_Data tied to figure images_.
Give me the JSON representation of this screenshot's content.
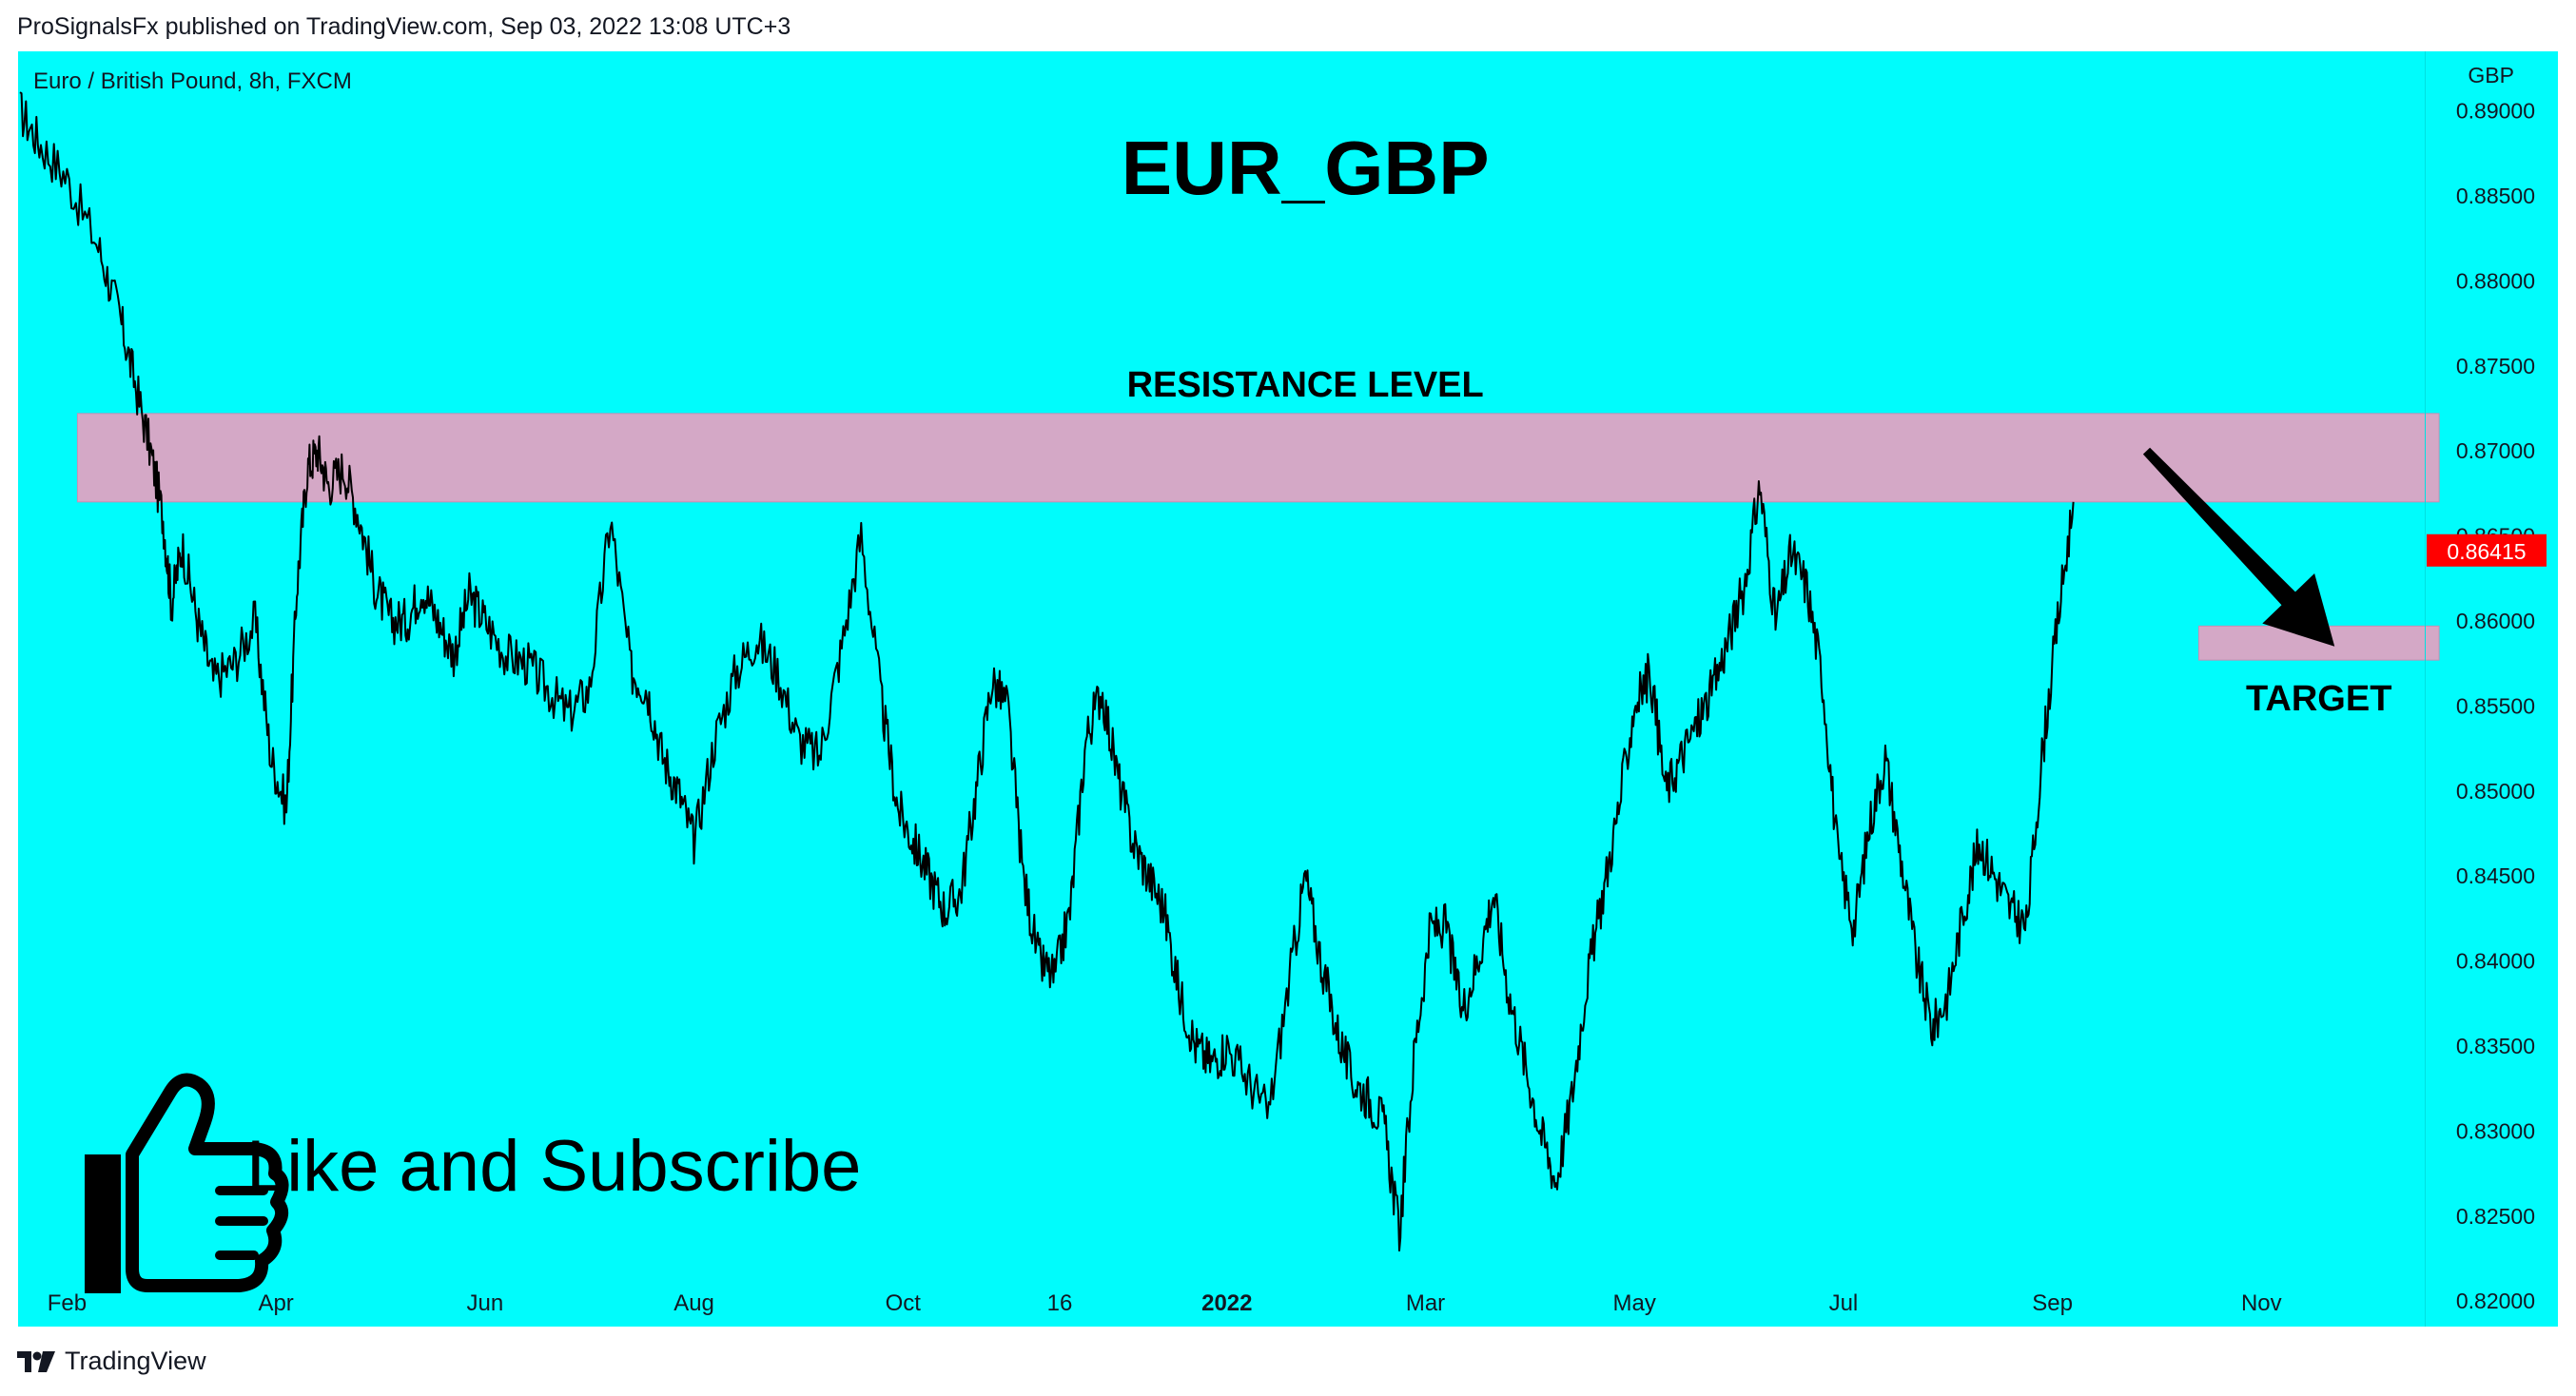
{
  "header": {
    "publisher_line": "ProSignalsFx published on TradingView.com, Sep 03, 2022 13:08 UTC+3"
  },
  "footer": {
    "brand": "TradingView",
    "logo_icon": "tradingview-logo-icon"
  },
  "chart_data": {
    "type": "line",
    "symbol": "Euro / British Pound, 8h, FXCM",
    "currency": "GBP",
    "title": "EUR_GBP",
    "background": "#00fcfc",
    "price_color": "#000000",
    "grid": false,
    "ylim": [
      0.8185,
      0.8935
    ],
    "y_ticks": [
      "0.89000",
      "0.88500",
      "0.88000",
      "0.87500",
      "0.87000",
      "0.86500",
      "0.86000",
      "0.85500",
      "0.85000",
      "0.84500",
      "0.84000",
      "0.83500",
      "0.83000",
      "0.82500",
      "0.82000"
    ],
    "x_ticks": [
      {
        "label": "Feb",
        "t": 0.5,
        "bold": false
      },
      {
        "label": "Apr",
        "t": 2.5,
        "bold": false
      },
      {
        "label": "Jun",
        "t": 4.5,
        "bold": false
      },
      {
        "label": "Aug",
        "t": 6.5,
        "bold": false
      },
      {
        "label": "Oct",
        "t": 8.5,
        "bold": false
      },
      {
        "label": "16",
        "t": 10.0,
        "bold": false
      },
      {
        "label": "2022",
        "t": 11.6,
        "bold": true
      },
      {
        "label": "Mar",
        "t": 13.5,
        "bold": false
      },
      {
        "label": "May",
        "t": 15.5,
        "bold": false
      },
      {
        "label": "Jul",
        "t": 17.5,
        "bold": false
      },
      {
        "label": "Sep",
        "t": 19.5,
        "bold": false
      },
      {
        "label": "Nov",
        "t": 21.5,
        "bold": false
      }
    ],
    "t_range": [
      0.05,
      23.7
    ],
    "price_series": {
      "name": "EURGBP 8h",
      "x": [
        0.05,
        0.25,
        0.5,
        0.8,
        1.0,
        1.15,
        1.3,
        1.42,
        1.5,
        1.6,
        1.75,
        1.9,
        2.1,
        2.3,
        2.45,
        2.6,
        2.7,
        2.8,
        2.9,
        3.0,
        3.15,
        3.3,
        3.45,
        3.6,
        3.75,
        3.9,
        4.05,
        4.2,
        4.35,
        4.5,
        4.7,
        4.9,
        5.1,
        5.3,
        5.5,
        5.7,
        5.9,
        6.05,
        6.2,
        6.35,
        6.5,
        6.7,
        6.9,
        7.1,
        7.3,
        7.5,
        7.7,
        7.9,
        8.1,
        8.3,
        8.45,
        8.6,
        8.75,
        8.9,
        9.05,
        9.2,
        9.35,
        9.5,
        9.65,
        9.8,
        9.95,
        10.1,
        10.25,
        10.4,
        10.55,
        10.7,
        10.85,
        11.0,
        11.15,
        11.3,
        11.45,
        11.6,
        11.8,
        12.0,
        12.2,
        12.35,
        12.5,
        12.65,
        12.8,
        12.95,
        13.1,
        13.25,
        13.4,
        13.55,
        13.7,
        13.85,
        14.0,
        14.15,
        14.3,
        14.45,
        14.6,
        14.75,
        14.9,
        15.05,
        15.2,
        15.35,
        15.5,
        15.65,
        15.8,
        15.95,
        16.1,
        16.25,
        16.4,
        16.55,
        16.7,
        16.85,
        17.0,
        17.15,
        17.3,
        17.45,
        17.6,
        17.75,
        17.9,
        18.05,
        18.2,
        18.35,
        18.5,
        18.65,
        18.8,
        18.95,
        19.1,
        19.25,
        19.4,
        19.55,
        19.7
      ],
      "values": [
        0.89,
        0.888,
        0.886,
        0.882,
        0.878,
        0.874,
        0.87,
        0.866,
        0.861,
        0.8645,
        0.86,
        0.8565,
        0.8575,
        0.86,
        0.852,
        0.849,
        0.862,
        0.869,
        0.87,
        0.868,
        0.869,
        0.866,
        0.862,
        0.86,
        0.86,
        0.862,
        0.86,
        0.858,
        0.8615,
        0.86,
        0.858,
        0.8575,
        0.856,
        0.8545,
        0.856,
        0.866,
        0.857,
        0.856,
        0.852,
        0.85,
        0.847,
        0.853,
        0.857,
        0.859,
        0.857,
        0.853,
        0.852,
        0.858,
        0.865,
        0.855,
        0.849,
        0.847,
        0.845,
        0.843,
        0.844,
        0.85,
        0.8565,
        0.855,
        0.845,
        0.84,
        0.839,
        0.843,
        0.853,
        0.856,
        0.851,
        0.847,
        0.845,
        0.843,
        0.838,
        0.835,
        0.834,
        0.835,
        0.833,
        0.831,
        0.839,
        0.845,
        0.84,
        0.836,
        0.833,
        0.832,
        0.8305,
        0.824,
        0.835,
        0.842,
        0.842,
        0.837,
        0.84,
        0.844,
        0.838,
        0.834,
        0.83,
        0.827,
        0.832,
        0.839,
        0.844,
        0.849,
        0.855,
        0.857,
        0.85,
        0.852,
        0.854,
        0.856,
        0.859,
        0.862,
        0.868,
        0.86,
        0.864,
        0.862,
        0.8565,
        0.846,
        0.842,
        0.848,
        0.852,
        0.846,
        0.84,
        0.836,
        0.838,
        0.843,
        0.847,
        0.845,
        0.843,
        0.842,
        0.852,
        0.86,
        0.867
      ]
    },
    "resistance_zone": {
      "from": 0.867,
      "to": 0.8722,
      "t_start": 0.6,
      "t_end": 23.2,
      "color": "#d4a8c6",
      "label": "RESISTANCE LEVEL"
    },
    "target_zone": {
      "from": 0.8577,
      "to": 0.8597,
      "t_start": 20.9,
      "t_end": 23.2,
      "color": "#d4a8c6",
      "label": "TARGET"
    },
    "arrow": {
      "from_t": 20.4,
      "from_price": 0.87,
      "to_t": 22.2,
      "to_price": 0.8585
    },
    "last_price": {
      "label": "0.86415",
      "value": 0.86415,
      "color": "#ff0000"
    },
    "overlay_text": {
      "cta": "Like and Subscribe",
      "cta_icon": "thumbs-up-icon"
    }
  }
}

_Given exercise_. Write the listing out a second time exactly, dropping all images.

_Exercise answer_.
Give me the JSON representation of this screenshot's content.
{
  "header": {
    "publisher_line": "ProSignalsFx published on TradingView.com, Sep 03, 2022 13:08 UTC+3"
  },
  "footer": {
    "brand": "TradingView",
    "logo_icon": "tradingview-logo-icon"
  },
  "chart_data": {
    "type": "line",
    "symbol": "Euro / British Pound, 8h, FXCM",
    "currency": "GBP",
    "title": "EUR_GBP",
    "background": "#00fcfc",
    "price_color": "#000000",
    "grid": false,
    "ylim": [
      0.8185,
      0.8935
    ],
    "y_ticks": [
      "0.89000",
      "0.88500",
      "0.88000",
      "0.87500",
      "0.87000",
      "0.86500",
      "0.86000",
      "0.85500",
      "0.85000",
      "0.84500",
      "0.84000",
      "0.83500",
      "0.83000",
      "0.82500",
      "0.82000"
    ],
    "x_ticks": [
      {
        "label": "Feb",
        "t": 0.5,
        "bold": false
      },
      {
        "label": "Apr",
        "t": 2.5,
        "bold": false
      },
      {
        "label": "Jun",
        "t": 4.5,
        "bold": false
      },
      {
        "label": "Aug",
        "t": 6.5,
        "bold": false
      },
      {
        "label": "Oct",
        "t": 8.5,
        "bold": false
      },
      {
        "label": "16",
        "t": 10.0,
        "bold": false
      },
      {
        "label": "2022",
        "t": 11.6,
        "bold": true
      },
      {
        "label": "Mar",
        "t": 13.5,
        "bold": false
      },
      {
        "label": "May",
        "t": 15.5,
        "bold": false
      },
      {
        "label": "Jul",
        "t": 17.5,
        "bold": false
      },
      {
        "label": "Sep",
        "t": 19.5,
        "bold": false
      },
      {
        "label": "Nov",
        "t": 21.5,
        "bold": false
      }
    ],
    "t_range": [
      0.05,
      23.7
    ],
    "price_series": {
      "name": "EURGBP 8h",
      "x": [
        0.05,
        0.25,
        0.5,
        0.8,
        1.0,
        1.15,
        1.3,
        1.42,
        1.5,
        1.6,
        1.75,
        1.9,
        2.1,
        2.3,
        2.45,
        2.6,
        2.7,
        2.8,
        2.9,
        3.0,
        3.15,
        3.3,
        3.45,
        3.6,
        3.75,
        3.9,
        4.05,
        4.2,
        4.35,
        4.5,
        4.7,
        4.9,
        5.1,
        5.3,
        5.5,
        5.7,
        5.9,
        6.05,
        6.2,
        6.35,
        6.5,
        6.7,
        6.9,
        7.1,
        7.3,
        7.5,
        7.7,
        7.9,
        8.1,
        8.3,
        8.45,
        8.6,
        8.75,
        8.9,
        9.05,
        9.2,
        9.35,
        9.5,
        9.65,
        9.8,
        9.95,
        10.1,
        10.25,
        10.4,
        10.55,
        10.7,
        10.85,
        11.0,
        11.15,
        11.3,
        11.45,
        11.6,
        11.8,
        12.0,
        12.2,
        12.35,
        12.5,
        12.65,
        12.8,
        12.95,
        13.1,
        13.25,
        13.4,
        13.55,
        13.7,
        13.85,
        14.0,
        14.15,
        14.3,
        14.45,
        14.6,
        14.75,
        14.9,
        15.05,
        15.2,
        15.35,
        15.5,
        15.65,
        15.8,
        15.95,
        16.1,
        16.25,
        16.4,
        16.55,
        16.7,
        16.85,
        17.0,
        17.15,
        17.3,
        17.45,
        17.6,
        17.75,
        17.9,
        18.05,
        18.2,
        18.35,
        18.5,
        18.65,
        18.8,
        18.95,
        19.1,
        19.25,
        19.4,
        19.55,
        19.7
      ],
      "values": [
        0.89,
        0.888,
        0.886,
        0.882,
        0.878,
        0.874,
        0.87,
        0.866,
        0.861,
        0.8645,
        0.86,
        0.8565,
        0.8575,
        0.86,
        0.852,
        0.849,
        0.862,
        0.869,
        0.87,
        0.868,
        0.869,
        0.866,
        0.862,
        0.86,
        0.86,
        0.862,
        0.86,
        0.858,
        0.8615,
        0.86,
        0.858,
        0.8575,
        0.856,
        0.8545,
        0.856,
        0.866,
        0.857,
        0.856,
        0.852,
        0.85,
        0.847,
        0.853,
        0.857,
        0.859,
        0.857,
        0.853,
        0.852,
        0.858,
        0.865,
        0.855,
        0.849,
        0.847,
        0.845,
        0.843,
        0.844,
        0.85,
        0.8565,
        0.855,
        0.845,
        0.84,
        0.839,
        0.843,
        0.853,
        0.856,
        0.851,
        0.847,
        0.845,
        0.843,
        0.838,
        0.835,
        0.834,
        0.835,
        0.833,
        0.831,
        0.839,
        0.845,
        0.84,
        0.836,
        0.833,
        0.832,
        0.8305,
        0.824,
        0.835,
        0.842,
        0.842,
        0.837,
        0.84,
        0.844,
        0.838,
        0.834,
        0.83,
        0.827,
        0.832,
        0.839,
        0.844,
        0.849,
        0.855,
        0.857,
        0.85,
        0.852,
        0.854,
        0.856,
        0.859,
        0.862,
        0.868,
        0.86,
        0.864,
        0.862,
        0.8565,
        0.846,
        0.842,
        0.848,
        0.852,
        0.846,
        0.84,
        0.836,
        0.838,
        0.843,
        0.847,
        0.845,
        0.843,
        0.842,
        0.852,
        0.86,
        0.867
      ]
    },
    "resistance_zone": {
      "from": 0.867,
      "to": 0.8722,
      "t_start": 0.6,
      "t_end": 23.2,
      "color": "#d4a8c6",
      "label": "RESISTANCE LEVEL"
    },
    "target_zone": {
      "from": 0.8577,
      "to": 0.8597,
      "t_start": 20.9,
      "t_end": 23.2,
      "color": "#d4a8c6",
      "label": "TARGET"
    },
    "arrow": {
      "from_t": 20.4,
      "from_price": 0.87,
      "to_t": 22.2,
      "to_price": 0.8585
    },
    "last_price": {
      "label": "0.86415",
      "value": 0.86415,
      "color": "#ff0000"
    },
    "overlay_text": {
      "cta": "Like and Subscribe",
      "cta_icon": "thumbs-up-icon"
    }
  }
}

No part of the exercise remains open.